§ Exercise details: Please quote the material exactly, every line of it.

Begin

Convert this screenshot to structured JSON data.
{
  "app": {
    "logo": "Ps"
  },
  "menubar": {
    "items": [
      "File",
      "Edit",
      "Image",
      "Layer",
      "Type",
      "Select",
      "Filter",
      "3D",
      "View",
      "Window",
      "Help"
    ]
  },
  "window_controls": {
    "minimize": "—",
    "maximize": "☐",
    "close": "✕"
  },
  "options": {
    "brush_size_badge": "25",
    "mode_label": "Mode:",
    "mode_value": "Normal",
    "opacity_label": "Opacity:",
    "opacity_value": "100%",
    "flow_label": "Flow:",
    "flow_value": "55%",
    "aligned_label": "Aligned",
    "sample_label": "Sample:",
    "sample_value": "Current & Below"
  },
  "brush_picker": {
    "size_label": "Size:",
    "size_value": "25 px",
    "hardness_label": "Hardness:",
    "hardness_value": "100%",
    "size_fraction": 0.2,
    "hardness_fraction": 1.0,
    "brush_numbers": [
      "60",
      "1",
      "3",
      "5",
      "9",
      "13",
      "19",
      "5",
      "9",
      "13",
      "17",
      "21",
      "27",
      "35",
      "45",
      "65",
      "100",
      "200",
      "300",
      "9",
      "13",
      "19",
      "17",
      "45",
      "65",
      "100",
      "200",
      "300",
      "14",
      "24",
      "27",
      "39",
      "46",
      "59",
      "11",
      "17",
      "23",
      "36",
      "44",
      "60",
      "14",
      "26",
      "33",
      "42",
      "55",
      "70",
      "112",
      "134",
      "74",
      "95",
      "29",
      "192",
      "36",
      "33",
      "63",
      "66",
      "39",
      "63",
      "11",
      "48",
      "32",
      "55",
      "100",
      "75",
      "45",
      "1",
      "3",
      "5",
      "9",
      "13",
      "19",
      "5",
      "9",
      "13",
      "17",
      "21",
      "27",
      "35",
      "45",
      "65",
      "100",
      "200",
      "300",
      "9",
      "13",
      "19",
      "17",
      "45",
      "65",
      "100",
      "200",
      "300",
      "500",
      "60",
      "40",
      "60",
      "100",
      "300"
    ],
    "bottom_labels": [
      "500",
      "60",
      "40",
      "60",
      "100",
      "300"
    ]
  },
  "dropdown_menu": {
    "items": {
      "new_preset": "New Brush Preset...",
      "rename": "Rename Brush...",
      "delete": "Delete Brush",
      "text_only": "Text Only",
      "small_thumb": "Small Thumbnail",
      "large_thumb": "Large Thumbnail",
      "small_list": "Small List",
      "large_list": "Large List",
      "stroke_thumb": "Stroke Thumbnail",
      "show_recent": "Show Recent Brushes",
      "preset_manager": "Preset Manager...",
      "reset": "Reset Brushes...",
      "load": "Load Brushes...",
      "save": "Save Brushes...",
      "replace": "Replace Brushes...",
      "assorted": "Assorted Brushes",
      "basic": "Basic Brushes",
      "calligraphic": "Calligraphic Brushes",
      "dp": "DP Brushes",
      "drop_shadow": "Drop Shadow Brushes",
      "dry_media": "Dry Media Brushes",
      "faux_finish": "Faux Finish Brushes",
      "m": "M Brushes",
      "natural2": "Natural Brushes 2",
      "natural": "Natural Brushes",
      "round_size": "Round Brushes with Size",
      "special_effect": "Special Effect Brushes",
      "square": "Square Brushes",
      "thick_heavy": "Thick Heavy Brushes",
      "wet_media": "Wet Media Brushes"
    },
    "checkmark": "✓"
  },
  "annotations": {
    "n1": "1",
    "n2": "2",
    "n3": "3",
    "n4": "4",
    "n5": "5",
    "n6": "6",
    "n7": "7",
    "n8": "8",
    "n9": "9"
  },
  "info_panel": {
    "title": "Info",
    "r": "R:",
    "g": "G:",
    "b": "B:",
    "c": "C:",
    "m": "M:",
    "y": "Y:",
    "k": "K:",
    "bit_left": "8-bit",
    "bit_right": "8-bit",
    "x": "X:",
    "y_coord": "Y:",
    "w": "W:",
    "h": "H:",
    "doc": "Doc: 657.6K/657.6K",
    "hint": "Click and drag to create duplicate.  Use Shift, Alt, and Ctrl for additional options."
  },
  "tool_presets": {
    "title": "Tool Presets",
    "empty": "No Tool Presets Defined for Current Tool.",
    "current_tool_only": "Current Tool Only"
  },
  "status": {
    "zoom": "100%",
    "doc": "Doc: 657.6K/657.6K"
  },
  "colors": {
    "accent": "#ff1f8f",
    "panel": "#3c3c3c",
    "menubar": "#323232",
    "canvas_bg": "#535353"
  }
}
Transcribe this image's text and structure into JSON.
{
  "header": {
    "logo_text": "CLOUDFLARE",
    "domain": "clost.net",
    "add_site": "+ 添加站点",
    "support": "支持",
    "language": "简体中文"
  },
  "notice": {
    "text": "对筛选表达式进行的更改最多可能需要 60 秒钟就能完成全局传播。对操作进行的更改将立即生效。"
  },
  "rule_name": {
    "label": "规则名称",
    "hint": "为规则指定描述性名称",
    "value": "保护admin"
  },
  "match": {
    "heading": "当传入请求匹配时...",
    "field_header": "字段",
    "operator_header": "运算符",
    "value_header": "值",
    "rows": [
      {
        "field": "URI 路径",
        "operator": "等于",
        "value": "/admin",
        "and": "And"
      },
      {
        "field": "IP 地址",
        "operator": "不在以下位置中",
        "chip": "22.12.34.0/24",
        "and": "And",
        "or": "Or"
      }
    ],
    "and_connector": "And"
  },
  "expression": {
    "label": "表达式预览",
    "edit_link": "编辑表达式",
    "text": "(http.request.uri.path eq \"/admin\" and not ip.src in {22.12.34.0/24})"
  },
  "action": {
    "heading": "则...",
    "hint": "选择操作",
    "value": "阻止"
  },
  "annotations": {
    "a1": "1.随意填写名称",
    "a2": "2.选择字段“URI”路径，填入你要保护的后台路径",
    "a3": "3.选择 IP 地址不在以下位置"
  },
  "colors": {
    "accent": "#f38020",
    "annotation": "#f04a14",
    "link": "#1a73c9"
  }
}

End

§ Written solution:
Convert this screenshot to structured JSON data.
{
  "app": {
    "logo": "Ps"
  },
  "menubar": {
    "items": [
      "File",
      "Edit",
      "Image",
      "Layer",
      "Type",
      "Select",
      "Filter",
      "3D",
      "View",
      "Window",
      "Help"
    ]
  },
  "window_controls": {
    "minimize": "—",
    "maximize": "☐",
    "close": "✕"
  },
  "options": {
    "brush_size_badge": "25",
    "mode_label": "Mode:",
    "mode_value": "Normal",
    "opacity_label": "Opacity:",
    "opacity_value": "100%",
    "flow_label": "Flow:",
    "flow_value": "55%",
    "aligned_label": "Aligned",
    "sample_label": "Sample:",
    "sample_value": "Current & Below"
  },
  "brush_picker": {
    "size_label": "Size:",
    "size_value": "25 px",
    "hardness_label": "Hardness:",
    "hardness_value": "100%",
    "size_fraction": 0.2,
    "hardness_fraction": 1.0,
    "brush_numbers": [
      "60",
      "1",
      "3",
      "5",
      "9",
      "13",
      "19",
      "5",
      "9",
      "13",
      "17",
      "21",
      "27",
      "35",
      "45",
      "65",
      "100",
      "200",
      "300",
      "9",
      "13",
      "19",
      "17",
      "45",
      "65",
      "100",
      "200",
      "300",
      "14",
      "24",
      "27",
      "39",
      "46",
      "59",
      "11",
      "17",
      "23",
      "36",
      "44",
      "60",
      "14",
      "26",
      "33",
      "42",
      "55",
      "70",
      "112",
      "134",
      "74",
      "95",
      "29",
      "192",
      "36",
      "33",
      "63",
      "66",
      "39",
      "63",
      "11",
      "48",
      "32",
      "55",
      "100",
      "75",
      "45",
      "1",
      "3",
      "5",
      "9",
      "13",
      "19",
      "5",
      "9",
      "13",
      "17",
      "21",
      "27",
      "35",
      "45",
      "65",
      "100",
      "200",
      "300",
      "9",
      "13",
      "19",
      "17",
      "45",
      "65",
      "100",
      "200",
      "300",
      "500",
      "60",
      "40",
      "60",
      "100",
      "300"
    ],
    "bottom_labels": [
      "500",
      "60",
      "40",
      "60",
      "100",
      "300"
    ]
  },
  "dropdown_menu": {
    "items": {
      "new_preset": "New Brush Preset...",
      "rename": "Rename Brush...",
      "delete": "Delete Brush",
      "text_only": "Text Only",
      "small_thumb": "Small Thumbnail",
      "large_thumb": "Large Thumbnail",
      "small_list": "Small List",
      "large_list": "Large List",
      "stroke_thumb": "Stroke Thumbnail",
      "show_recent": "Show Recent Brushes",
      "preset_manager": "Preset Manager...",
      "reset": "Reset Brushes...",
      "load": "Load Brushes...",
      "save": "Save Brushes...",
      "replace": "Replace Brushes...",
      "assorted": "Assorted Brushes",
      "basic": "Basic Brushes",
      "calligraphic": "Calligraphic Brushes",
      "dp": "DP Brushes",
      "drop_shadow": "Drop Shadow Brushes",
      "dry_media": "Dry Media Brushes",
      "faux_finish": "Faux Finish Brushes",
      "m": "M Brushes",
      "natural2": "Natural Brushes 2",
      "natural": "Natural Brushes",
      "round_size": "Round Brushes with Size",
      "special_effect": "Special Effect Brushes",
      "square": "Square Brushes",
      "thick_heavy": "Thick Heavy Brushes",
      "wet_media": "Wet Media Brushes"
    },
    "checkmark": "✓"
  },
  "annotations": {
    "n1": "1",
    "n2": "2",
    "n3": "3",
    "n4": "4",
    "n5": "5",
    "n6": "6",
    "n7": "7",
    "n8": "8",
    "n9": "9"
  },
  "info_panel": {
    "title": "Info",
    "r": "R:",
    "g": "G:",
    "b": "B:",
    "c": "C:",
    "m": "M:",
    "y": "Y:",
    "k": "K:",
    "bit_left": "8-bit",
    "bit_right": "8-bit",
    "x": "X:",
    "y_coord": "Y:",
    "w": "W:",
    "h": "H:",
    "doc": "Doc: 657.6K/657.6K",
    "hint": "Click and drag to create duplicate.  Use Shift, Alt, and Ctrl for additional options."
  },
  "tool_presets": {
    "title": "Tool Presets",
    "empty": "No Tool Presets Defined for Current Tool.",
    "current_tool_only": "Current Tool Only"
  },
  "status": {
    "zoom": "100%",
    "doc": "Doc: 657.6K/657.6K"
  },
  "colors": {
    "accent": "#ff1f8f",
    "panel": "#3c3c3c",
    "menubar": "#323232",
    "canvas_bg": "#535353"
  }
}
Transcribe this image's text and structure into JSON.
{
  "header": {
    "logo_text": "CLOUDFLARE",
    "domain": "clost.net",
    "add_site": "+ 添加站点",
    "support": "支持",
    "language": "简体中文"
  },
  "notice": {
    "text": "对筛选表达式进行的更改最多可能需要 60 秒钟就能完成全局传播。对操作进行的更改将立即生效。"
  },
  "rule_name": {
    "label": "规则名称",
    "hint": "为规则指定描述性名称",
    "value": "保护admin"
  },
  "match": {
    "heading": "当传入请求匹配时...",
    "field_header": "字段",
    "operator_header": "运算符",
    "value_header": "值",
    "rows": [
      {
        "field": "URI 路径",
        "operator": "等于",
        "value": "/admin",
        "and": "And"
      },
      {
        "field": "IP 地址",
        "operator": "不在以下位置中",
        "chip": "22.12.34.0/24",
        "and": "And",
        "or": "Or"
      }
    ],
    "and_connector": "And"
  },
  "expression": {
    "label": "表达式预览",
    "edit_link": "编辑表达式",
    "text": "(http.request.uri.path eq \"/admin\" and not ip.src in {22.12.34.0/24})"
  },
  "action": {
    "heading": "则...",
    "hint": "选择操作",
    "value": "阻止"
  },
  "annotations": {
    "a1": "1.随意填写名称",
    "a2": "2.选择字段“URI”路径，填入你要保护的后台路径",
    "a3": "3.选择 IP 地址不在以下位置"
  },
  "colors": {
    "accent": "#f38020",
    "annotation": "#f04a14",
    "link": "#1a73c9"
  }
}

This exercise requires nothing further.